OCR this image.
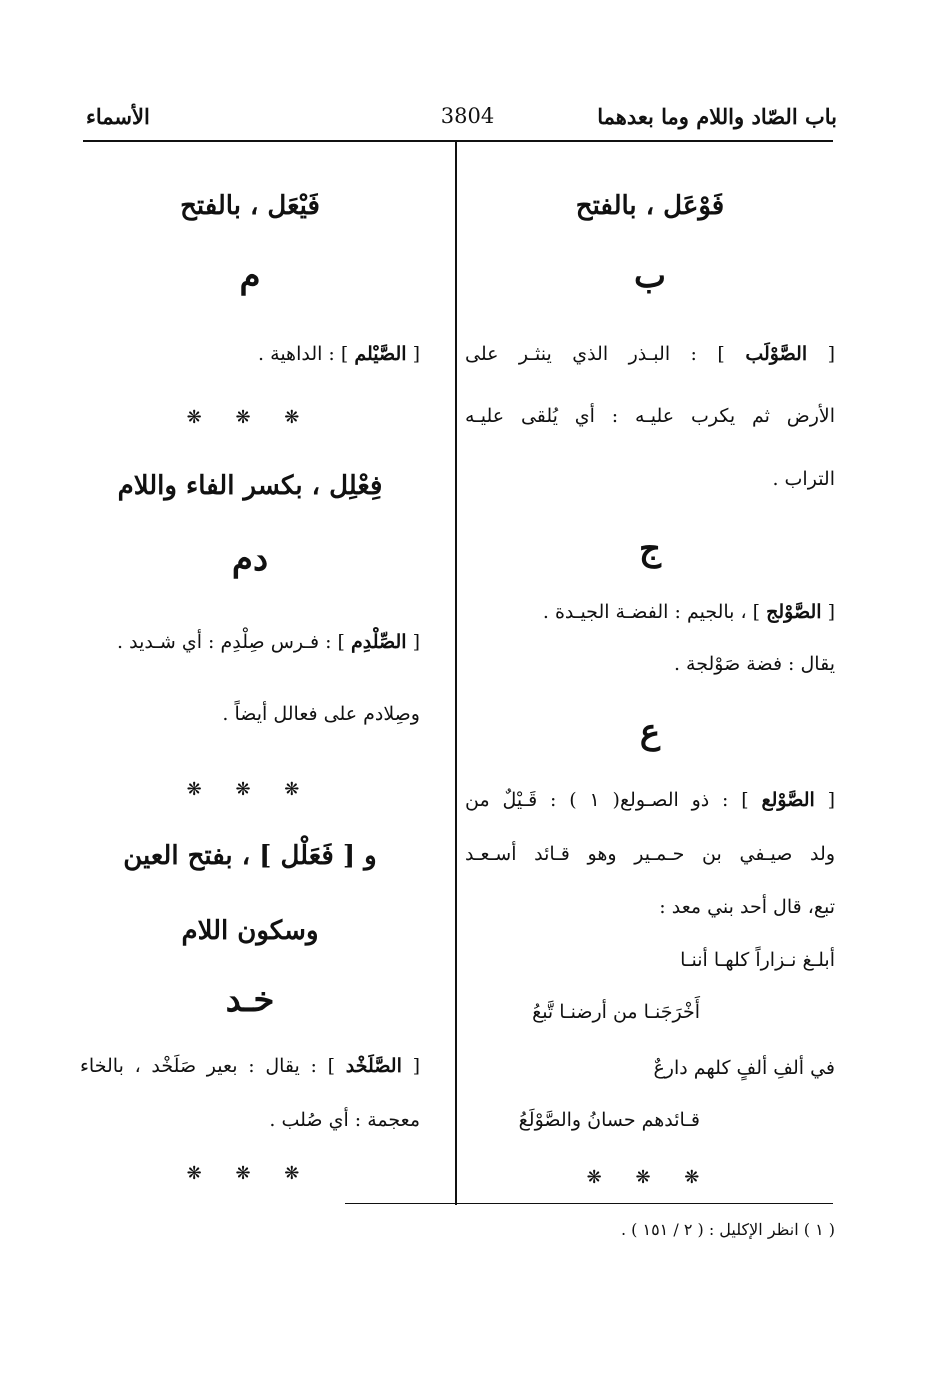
باب الصّاد واللام وما بعدهما
3804
الأسماء
فَوْعَل ، بالفتح
ب
[ الصَّوْلَب ] : البـذر الذي ينثـر على
الأرض ثم يكرب عليـه : أي يُلقى عليـه
التراب .
ج
[ الصَّوْلج ] ، بالجيم : الفضـة الجيـدة .
يقال : فضة صَوْلجة .
ع
[ الصَّوْلع ] : ذو الصـولع( ١ ) : قَـيْلٌ من
ولد صيـفي بن حـمـير وهو قـائد أسـعـد
تبع، قال أحد بني معد :
أبلـغ نـزاراً كلهـا أننـا
أَخْرَجَنـا من أرضنـا تَّبعُ
في ألفِ ألفٍ كلهم دارعٌ
قـائدهم حسانُ والصَّوْلَعُ
❋ ❋ ❋
فَيْعَل ، بالفتح
م
[ الصَّيْلم ] : الداهية .
❋ ❋ ❋
فِعْلِل ، بكسر الفاء واللام
دم
[ الصِّلْدِم ] : فـرس صِلْدِم : أي شـديد .
وصِلادم على فعالل أيضاً .
❋ ❋ ❋
و [ فَعَلْل ] ، بفتح العين
وسكون اللام
خـد
[ الصَّلَخْد ] : يقال : بعير صَلَخْد ، بالخاء
معجمة : أي صُلب .
❋ ❋ ❋
( ١ ) انظر الإكليل : ( ٢ / ١٥١ ) .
══════════════════════════════
From the entries above, copy every line that holds the word "يقال".

يقال : فضة صَوْلجة .
[ الصَّلَخْد ] : يقال : بعير صَلَخْد ، بالخاء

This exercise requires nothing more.